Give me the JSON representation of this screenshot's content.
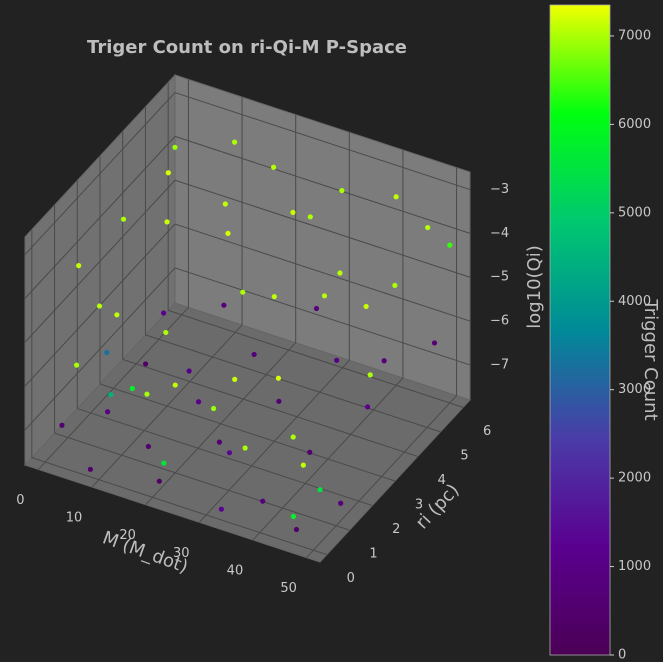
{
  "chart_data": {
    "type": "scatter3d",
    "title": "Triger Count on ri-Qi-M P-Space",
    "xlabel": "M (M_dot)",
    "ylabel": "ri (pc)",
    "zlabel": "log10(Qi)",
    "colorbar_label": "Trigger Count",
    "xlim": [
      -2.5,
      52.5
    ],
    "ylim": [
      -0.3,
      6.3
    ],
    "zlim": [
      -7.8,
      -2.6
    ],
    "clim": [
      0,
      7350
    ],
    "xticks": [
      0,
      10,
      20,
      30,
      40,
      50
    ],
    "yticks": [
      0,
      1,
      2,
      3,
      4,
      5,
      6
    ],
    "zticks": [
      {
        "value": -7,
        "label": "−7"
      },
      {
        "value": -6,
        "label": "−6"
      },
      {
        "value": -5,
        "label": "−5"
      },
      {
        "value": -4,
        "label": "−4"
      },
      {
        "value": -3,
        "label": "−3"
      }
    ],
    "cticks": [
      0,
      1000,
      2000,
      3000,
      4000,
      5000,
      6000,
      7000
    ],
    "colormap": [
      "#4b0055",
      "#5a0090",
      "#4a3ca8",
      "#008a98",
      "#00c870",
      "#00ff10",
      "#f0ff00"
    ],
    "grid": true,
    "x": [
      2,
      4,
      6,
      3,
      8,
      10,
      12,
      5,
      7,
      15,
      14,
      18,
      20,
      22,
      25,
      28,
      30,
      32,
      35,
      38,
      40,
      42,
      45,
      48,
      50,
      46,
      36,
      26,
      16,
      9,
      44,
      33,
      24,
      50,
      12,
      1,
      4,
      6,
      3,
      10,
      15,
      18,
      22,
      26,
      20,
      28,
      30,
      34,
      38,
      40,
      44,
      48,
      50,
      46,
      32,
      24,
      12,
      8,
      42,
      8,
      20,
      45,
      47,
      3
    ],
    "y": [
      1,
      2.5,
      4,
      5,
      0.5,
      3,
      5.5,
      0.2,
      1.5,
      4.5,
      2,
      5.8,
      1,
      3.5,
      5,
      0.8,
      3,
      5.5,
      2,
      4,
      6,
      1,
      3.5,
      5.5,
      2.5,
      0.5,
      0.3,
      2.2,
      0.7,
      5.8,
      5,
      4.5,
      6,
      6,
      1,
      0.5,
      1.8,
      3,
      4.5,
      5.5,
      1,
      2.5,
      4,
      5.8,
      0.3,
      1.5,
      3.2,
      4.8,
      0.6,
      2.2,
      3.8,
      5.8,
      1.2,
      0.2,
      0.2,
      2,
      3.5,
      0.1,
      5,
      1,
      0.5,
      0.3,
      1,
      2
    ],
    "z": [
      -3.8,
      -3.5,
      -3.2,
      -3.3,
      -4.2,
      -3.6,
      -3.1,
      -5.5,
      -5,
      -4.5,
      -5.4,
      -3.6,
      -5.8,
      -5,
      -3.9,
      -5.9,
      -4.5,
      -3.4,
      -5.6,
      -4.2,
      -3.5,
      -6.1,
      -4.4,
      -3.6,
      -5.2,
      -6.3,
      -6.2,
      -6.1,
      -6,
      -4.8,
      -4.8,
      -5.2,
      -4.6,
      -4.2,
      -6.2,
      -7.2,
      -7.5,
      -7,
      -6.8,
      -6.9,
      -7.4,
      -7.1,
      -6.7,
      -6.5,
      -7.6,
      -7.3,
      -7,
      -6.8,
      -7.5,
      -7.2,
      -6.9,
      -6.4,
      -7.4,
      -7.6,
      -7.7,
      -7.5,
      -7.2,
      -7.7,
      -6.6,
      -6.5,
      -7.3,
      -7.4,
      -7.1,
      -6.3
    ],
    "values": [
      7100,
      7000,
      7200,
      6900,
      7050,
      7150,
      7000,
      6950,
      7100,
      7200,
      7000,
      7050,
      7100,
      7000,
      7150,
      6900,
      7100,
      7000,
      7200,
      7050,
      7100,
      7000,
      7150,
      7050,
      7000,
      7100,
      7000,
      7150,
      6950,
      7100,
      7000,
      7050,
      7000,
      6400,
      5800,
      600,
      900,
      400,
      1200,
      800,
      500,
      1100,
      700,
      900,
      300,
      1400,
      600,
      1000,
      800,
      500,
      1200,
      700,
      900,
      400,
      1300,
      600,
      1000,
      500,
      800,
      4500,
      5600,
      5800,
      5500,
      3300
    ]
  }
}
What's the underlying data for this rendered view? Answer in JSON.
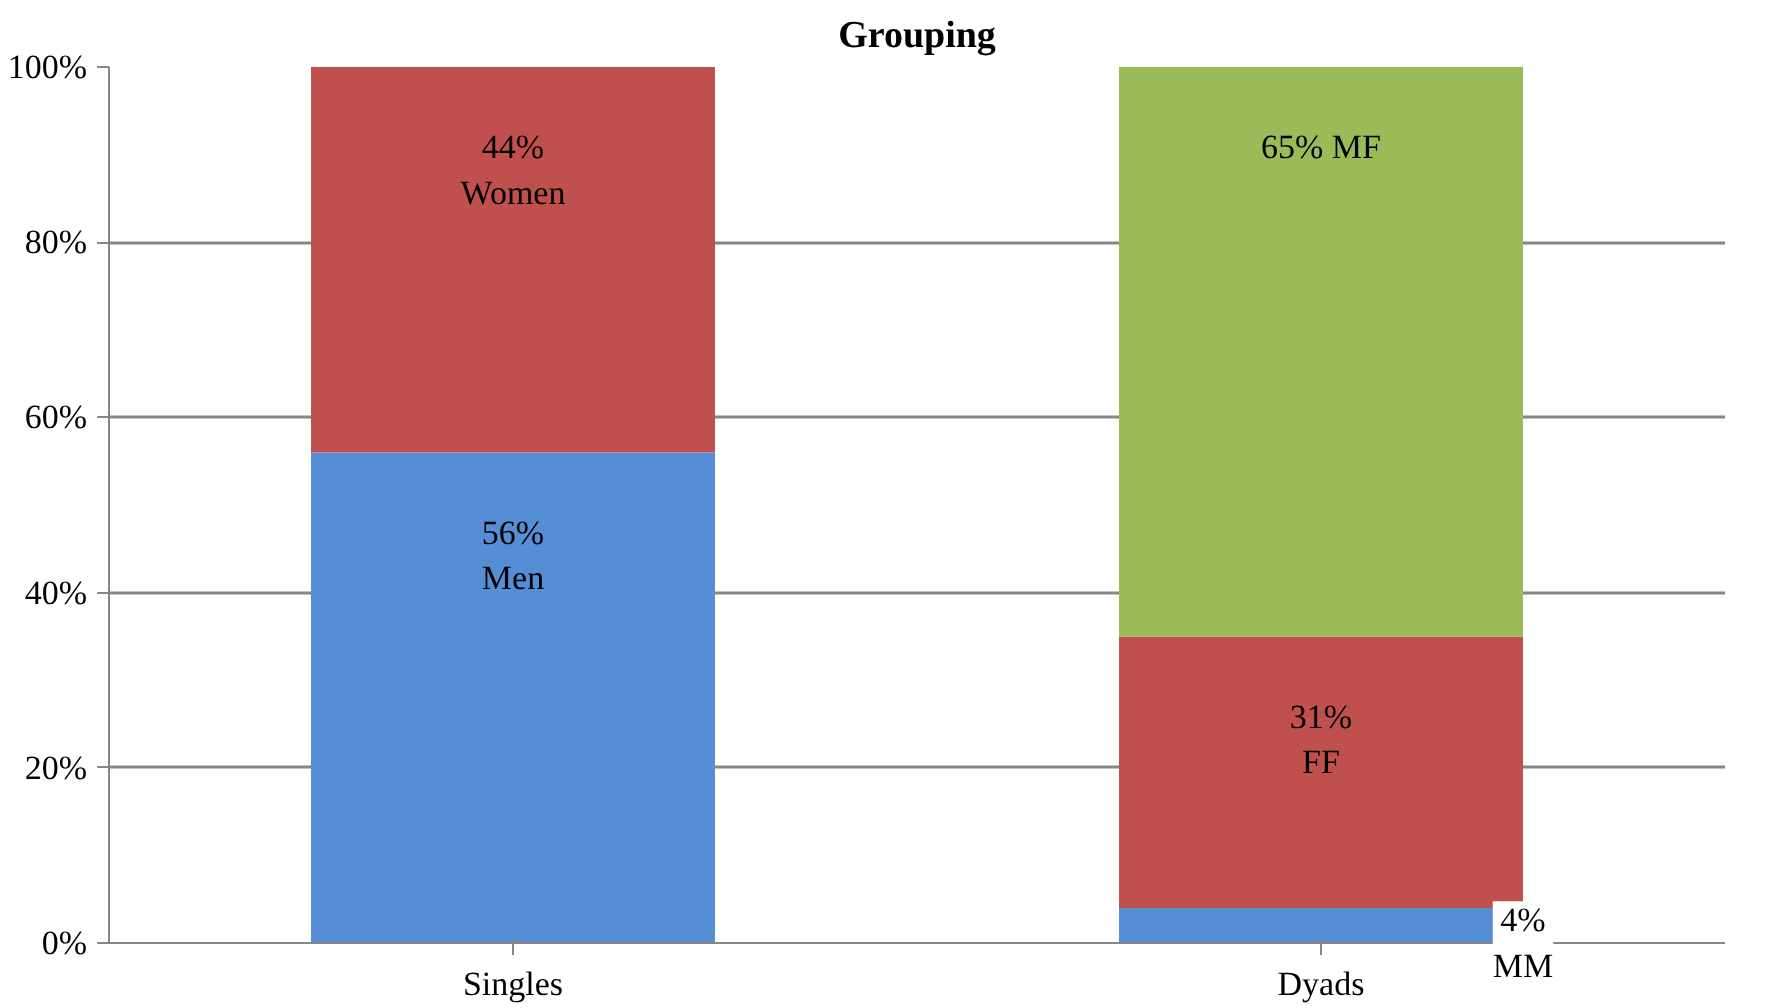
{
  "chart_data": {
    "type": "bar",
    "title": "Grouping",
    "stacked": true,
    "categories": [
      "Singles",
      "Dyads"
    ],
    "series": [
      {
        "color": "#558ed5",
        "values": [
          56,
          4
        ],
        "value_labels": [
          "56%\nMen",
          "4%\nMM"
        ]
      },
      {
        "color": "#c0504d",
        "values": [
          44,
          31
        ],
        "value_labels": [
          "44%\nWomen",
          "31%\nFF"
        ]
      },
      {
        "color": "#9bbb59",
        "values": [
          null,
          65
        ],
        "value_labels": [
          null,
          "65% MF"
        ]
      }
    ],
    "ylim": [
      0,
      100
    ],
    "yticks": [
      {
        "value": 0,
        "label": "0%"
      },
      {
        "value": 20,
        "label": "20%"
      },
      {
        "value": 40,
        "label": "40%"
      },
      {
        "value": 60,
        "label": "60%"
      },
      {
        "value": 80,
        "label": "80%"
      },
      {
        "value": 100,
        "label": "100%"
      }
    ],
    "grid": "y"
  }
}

* * * * * * * * *

▸ WHAT NEEDS TO BE DONE
Report the number of lines of the listing above that hold the string "this", with no other text.

▸ FINAL ANSWER
2